Figure collection entries:

:::::

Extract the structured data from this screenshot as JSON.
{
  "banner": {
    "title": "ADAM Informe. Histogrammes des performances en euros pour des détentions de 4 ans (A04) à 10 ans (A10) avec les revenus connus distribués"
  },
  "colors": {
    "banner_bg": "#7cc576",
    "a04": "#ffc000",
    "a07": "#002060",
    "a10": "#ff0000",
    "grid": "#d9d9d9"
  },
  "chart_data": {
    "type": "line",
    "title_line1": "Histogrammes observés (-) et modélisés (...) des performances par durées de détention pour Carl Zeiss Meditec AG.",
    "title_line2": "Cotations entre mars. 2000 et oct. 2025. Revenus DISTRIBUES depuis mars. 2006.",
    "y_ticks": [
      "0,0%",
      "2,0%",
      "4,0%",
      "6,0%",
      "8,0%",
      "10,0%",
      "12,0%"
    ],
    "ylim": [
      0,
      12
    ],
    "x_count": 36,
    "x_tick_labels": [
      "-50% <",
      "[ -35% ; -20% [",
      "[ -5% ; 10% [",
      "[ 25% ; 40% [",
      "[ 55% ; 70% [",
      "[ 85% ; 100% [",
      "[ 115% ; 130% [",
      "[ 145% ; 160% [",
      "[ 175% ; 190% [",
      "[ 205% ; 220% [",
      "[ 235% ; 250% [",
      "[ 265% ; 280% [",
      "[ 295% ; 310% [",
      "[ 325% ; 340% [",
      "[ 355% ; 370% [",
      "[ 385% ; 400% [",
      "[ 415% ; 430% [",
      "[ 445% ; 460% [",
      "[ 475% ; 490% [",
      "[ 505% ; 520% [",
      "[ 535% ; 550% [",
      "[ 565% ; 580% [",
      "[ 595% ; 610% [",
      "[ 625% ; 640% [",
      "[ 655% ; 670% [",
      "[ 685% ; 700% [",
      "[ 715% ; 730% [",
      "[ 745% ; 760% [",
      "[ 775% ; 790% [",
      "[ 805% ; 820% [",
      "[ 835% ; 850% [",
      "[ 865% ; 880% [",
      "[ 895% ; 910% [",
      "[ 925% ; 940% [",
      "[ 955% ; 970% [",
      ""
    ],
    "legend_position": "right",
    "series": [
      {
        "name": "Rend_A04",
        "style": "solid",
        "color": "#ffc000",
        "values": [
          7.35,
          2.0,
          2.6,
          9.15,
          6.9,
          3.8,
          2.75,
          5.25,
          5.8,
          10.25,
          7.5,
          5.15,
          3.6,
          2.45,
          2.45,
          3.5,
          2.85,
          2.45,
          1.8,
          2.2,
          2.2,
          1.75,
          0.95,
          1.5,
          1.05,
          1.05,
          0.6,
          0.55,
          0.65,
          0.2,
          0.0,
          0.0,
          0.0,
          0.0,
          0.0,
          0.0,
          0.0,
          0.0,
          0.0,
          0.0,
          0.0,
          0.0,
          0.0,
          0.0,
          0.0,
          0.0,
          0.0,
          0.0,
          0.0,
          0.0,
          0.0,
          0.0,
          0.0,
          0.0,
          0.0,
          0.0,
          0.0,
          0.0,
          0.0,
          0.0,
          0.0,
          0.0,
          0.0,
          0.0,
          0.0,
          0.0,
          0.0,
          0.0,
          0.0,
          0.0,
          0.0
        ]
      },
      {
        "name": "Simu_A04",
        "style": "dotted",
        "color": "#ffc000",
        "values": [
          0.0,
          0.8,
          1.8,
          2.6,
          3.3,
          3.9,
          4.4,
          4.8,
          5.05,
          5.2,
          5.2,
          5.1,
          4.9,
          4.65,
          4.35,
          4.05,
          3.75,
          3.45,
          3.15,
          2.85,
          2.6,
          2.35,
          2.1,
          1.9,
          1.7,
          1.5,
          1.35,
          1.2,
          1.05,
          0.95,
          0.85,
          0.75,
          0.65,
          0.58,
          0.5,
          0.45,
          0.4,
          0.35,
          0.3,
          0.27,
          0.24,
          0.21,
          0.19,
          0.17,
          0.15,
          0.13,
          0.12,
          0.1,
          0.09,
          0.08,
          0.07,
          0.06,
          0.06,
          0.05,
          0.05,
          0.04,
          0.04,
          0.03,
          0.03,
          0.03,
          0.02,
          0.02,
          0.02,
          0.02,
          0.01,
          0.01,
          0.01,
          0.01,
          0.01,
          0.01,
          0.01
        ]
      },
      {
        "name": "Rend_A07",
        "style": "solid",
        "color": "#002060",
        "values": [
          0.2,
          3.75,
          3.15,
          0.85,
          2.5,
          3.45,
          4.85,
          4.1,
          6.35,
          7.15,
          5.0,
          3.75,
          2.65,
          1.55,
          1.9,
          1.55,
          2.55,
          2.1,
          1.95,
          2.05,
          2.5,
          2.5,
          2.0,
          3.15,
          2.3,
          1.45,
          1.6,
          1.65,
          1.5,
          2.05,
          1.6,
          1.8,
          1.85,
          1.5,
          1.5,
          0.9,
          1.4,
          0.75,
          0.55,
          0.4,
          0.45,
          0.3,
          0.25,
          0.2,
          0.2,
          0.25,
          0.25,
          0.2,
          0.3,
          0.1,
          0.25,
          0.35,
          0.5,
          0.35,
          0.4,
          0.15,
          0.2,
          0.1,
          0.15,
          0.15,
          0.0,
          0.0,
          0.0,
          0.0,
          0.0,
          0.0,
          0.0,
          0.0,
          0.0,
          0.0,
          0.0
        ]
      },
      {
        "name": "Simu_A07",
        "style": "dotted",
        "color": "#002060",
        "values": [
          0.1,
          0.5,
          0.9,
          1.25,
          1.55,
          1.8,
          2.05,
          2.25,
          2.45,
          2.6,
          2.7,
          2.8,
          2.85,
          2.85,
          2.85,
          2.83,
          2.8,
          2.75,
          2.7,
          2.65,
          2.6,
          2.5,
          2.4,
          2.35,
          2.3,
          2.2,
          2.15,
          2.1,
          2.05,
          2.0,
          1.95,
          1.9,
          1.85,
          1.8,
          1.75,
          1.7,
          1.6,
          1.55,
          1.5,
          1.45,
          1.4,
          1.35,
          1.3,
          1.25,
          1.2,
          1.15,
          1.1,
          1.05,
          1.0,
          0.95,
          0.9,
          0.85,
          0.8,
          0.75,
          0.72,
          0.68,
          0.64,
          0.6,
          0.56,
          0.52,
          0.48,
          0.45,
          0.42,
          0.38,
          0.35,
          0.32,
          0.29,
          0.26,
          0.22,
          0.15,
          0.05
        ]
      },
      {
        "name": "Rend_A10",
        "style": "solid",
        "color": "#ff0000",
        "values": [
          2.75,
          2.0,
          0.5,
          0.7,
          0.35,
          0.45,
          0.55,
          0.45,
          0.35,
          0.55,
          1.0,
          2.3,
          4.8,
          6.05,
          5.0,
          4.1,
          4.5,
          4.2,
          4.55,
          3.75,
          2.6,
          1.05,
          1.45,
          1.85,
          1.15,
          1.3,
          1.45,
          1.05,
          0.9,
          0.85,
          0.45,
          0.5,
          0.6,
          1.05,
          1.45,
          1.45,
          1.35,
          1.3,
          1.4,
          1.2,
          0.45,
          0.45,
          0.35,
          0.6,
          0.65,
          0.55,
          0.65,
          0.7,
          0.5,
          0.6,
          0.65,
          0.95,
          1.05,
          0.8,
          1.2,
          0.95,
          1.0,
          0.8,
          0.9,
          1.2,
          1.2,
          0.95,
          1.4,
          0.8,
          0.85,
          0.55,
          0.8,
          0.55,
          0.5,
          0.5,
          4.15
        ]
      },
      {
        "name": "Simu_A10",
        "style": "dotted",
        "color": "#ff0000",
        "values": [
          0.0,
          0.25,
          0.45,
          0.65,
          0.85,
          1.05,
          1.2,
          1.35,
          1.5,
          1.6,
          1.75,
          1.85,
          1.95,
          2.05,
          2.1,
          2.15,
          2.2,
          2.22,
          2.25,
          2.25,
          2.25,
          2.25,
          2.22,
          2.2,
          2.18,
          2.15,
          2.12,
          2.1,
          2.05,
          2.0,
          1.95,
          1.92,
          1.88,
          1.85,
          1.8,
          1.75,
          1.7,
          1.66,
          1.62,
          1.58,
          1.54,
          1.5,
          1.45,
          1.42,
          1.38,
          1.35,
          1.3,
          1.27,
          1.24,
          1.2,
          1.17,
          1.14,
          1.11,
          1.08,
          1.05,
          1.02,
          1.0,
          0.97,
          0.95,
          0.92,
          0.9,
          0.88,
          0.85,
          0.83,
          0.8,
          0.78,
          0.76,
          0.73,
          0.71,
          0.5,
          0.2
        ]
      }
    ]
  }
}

:::::

DO THIS:
Check each line of the records above for the word "pour", then give the number of lines that have it, with no other words.

EXERCISE ANSWER:
2